»»

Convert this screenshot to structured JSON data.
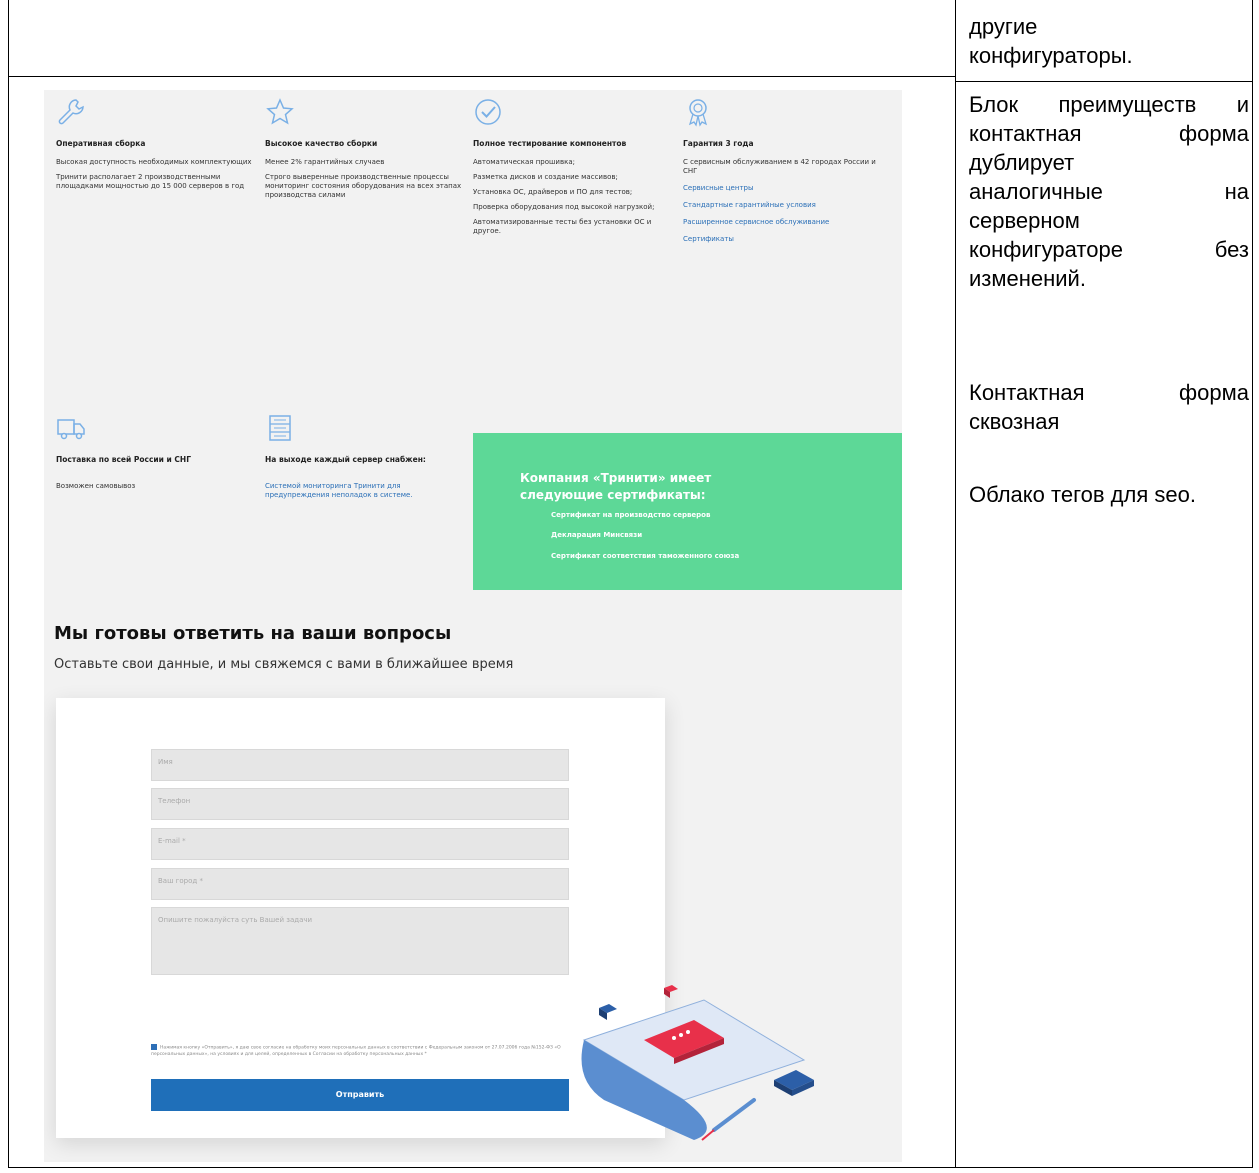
{
  "notes": {
    "top_text": [
      "другие",
      "конфигураторы."
    ],
    "block1": [
      "Блок преимуществ и",
      "контактная форма",
      "дублирует",
      "аналогичные на",
      "серверном",
      "конфигураторе без",
      "изменений."
    ],
    "block2": [
      "Контактная форма",
      "сквозная"
    ],
    "block3": "Облако тегов для seo."
  },
  "features_row1": [
    {
      "icon": "wrench-icon",
      "title": "Оперативная сборка",
      "paragraphs": [
        "Высокая доступность необходимых комплектующих",
        "Тринити располагает 2 производственными площадками мощностью до 15 000 серверов в год"
      ],
      "links": []
    },
    {
      "icon": "star-icon",
      "title": "Высокое качество сборки",
      "paragraphs": [
        "Менее 2% гарантийных случаев",
        "Строго выверенные производственные процессы мониторинг состояния оборудования на всех этапах производства силами"
      ],
      "links": []
    },
    {
      "icon": "check-circle-icon",
      "title": "Полное тестирование компонентов",
      "paragraphs": [
        "Автоматическая прошивка;",
        "Разметка дисков и создание массивов;",
        "Установка ОС, драйверов и ПО для тестов;",
        "Проверка оборудования под высокой нагрузкой;",
        "Автоматизированные тесты без установки ОС и другое."
      ],
      "links": []
    },
    {
      "icon": "award-icon",
      "title": "Гарантия 3 года",
      "paragraphs": [
        "С сервисным обслуживанием в 42 городах России и СНГ"
      ],
      "links": [
        "Сервисные центры",
        "Стандартные гарантийные условия",
        "Расширенное сервисное обслуживание",
        "Сертификаты"
      ]
    }
  ],
  "features_row2": [
    {
      "icon": "truck-icon",
      "title": "Поставка по всей России и СНГ",
      "paragraphs": [
        "Возможен самовывоз"
      ],
      "links": []
    },
    {
      "icon": "list-icon",
      "title": "На выходе каждый сервер снабжен:",
      "paragraphs": [],
      "links": [
        "Системой мониторинга Тринити для предупреждения неполадок в системе."
      ]
    }
  ],
  "certificates": {
    "title": "Компания «Тринити» имеет следующие сертификаты:",
    "items": [
      "Сертификат на производство серверов",
      "Декларация Минсвязи",
      "Сертификат соответствия таможенного союза"
    ]
  },
  "contact": {
    "title": "Мы готовы ответить на ваши вопросы",
    "subtitle": "Оставьте свои данные, и мы свяжемся с вами в ближайшее время",
    "fields": [
      "Имя",
      "Телефон",
      "E-mail *",
      "Ваш город *",
      "Опишите пожалуйста суть Вашей задачи"
    ],
    "consent": "Нажимая кнопку «Отправить», я даю свое согласие на обработку моих персональных данных в соответствии с Федеральным законом от 27.07.2006 года №152-ФЗ «О персональных данных», на условиях и для целей, определенных в Согласии на обработку персональных данных *",
    "submit": "Отправить"
  },
  "colors": {
    "accent_green": "#5dd897",
    "button_blue": "#1f6fb9",
    "link_blue": "#2a6fb7"
  }
}
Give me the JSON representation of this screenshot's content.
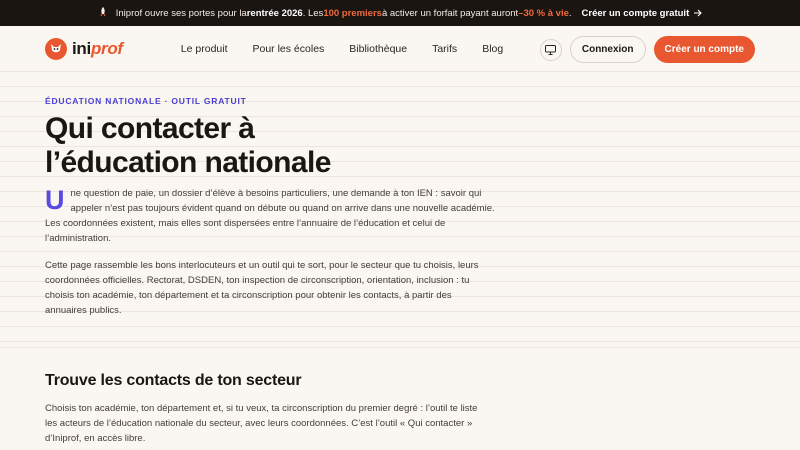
{
  "banner": {
    "t1": "Iniprof ouvre ses portes pour la ",
    "t2": "rentrée 2026",
    "t3": ". Les ",
    "t4": "100 premiers",
    "t5": " à activer un forfait payant auront ",
    "t6": "–30 % à vie",
    "t7": ".",
    "cta": "Créer un compte gratuit",
    "icon": "rocket-icon"
  },
  "nav": {
    "logo_ini": "ini",
    "logo_prof": "prof",
    "links": [
      "Le produit",
      "Pour les écoles",
      "Bibliothèque",
      "Tarifs",
      "Blog"
    ],
    "login": "Connexion",
    "signup": "Créer un compte"
  },
  "hero": {
    "eyebrow": "Éducation nationale · Outil gratuit",
    "title_line1": "Qui contacter à",
    "title_line2": "l’éducation nationale",
    "dropcap": "U",
    "p1": "ne question de paie, un dossier d’élève à besoins particuliers, une demande à ton IEN : savoir qui appeler n’est pas toujours évident quand on débute ou quand on arrive dans une nouvelle académie. Les coordonnées existent, mais elles sont dispersées entre l’annuaire de l’éducation et celui de l’administration.",
    "p2": "Cette page rassemble les bons interlocuteurs et un outil qui te sort, pour le secteur que tu choisis, leurs coordonnées officielles. Rectorat, DSDEN, ton inspection de circonscription, orientation, inclusion : tu choisis ton académie, ton département et ta circonscription pour obtenir les contacts, à partir des annuaires publics."
  },
  "section": {
    "title": "Trouve les contacts de ton secteur",
    "text": "Choisis ton académie, ton département et, si tu veux, ta circonscription du premier degré : l’outil te liste les acteurs de l’éducation nationale du secteur, avec leurs coordonnées. C’est l’outil « Qui contacter » d’Iniprof, en accès libre."
  },
  "colors": {
    "accent": "#e8572f",
    "eyebrow": "#4b3fd1",
    "dark": "#1b1512"
  }
}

««

▸ EXERCISE OBJECTIVE
Show all lines from the records above where the word "nationale" occurs.

▸ RIGHT ANSWER
    "eyebrow": "Éducation nationale · Outil gratuit",
    "title_line2": "l’éducation nationale",
    "text": "Choisis ton académie, ton département et, si tu veux, ta circonscription du premier degré : l’outil te liste les acteurs de l’éducation nationale du secteur, avec leurs coordonnées. C’est l’outil « Qui contacter » d’Iniprof, en accès libre."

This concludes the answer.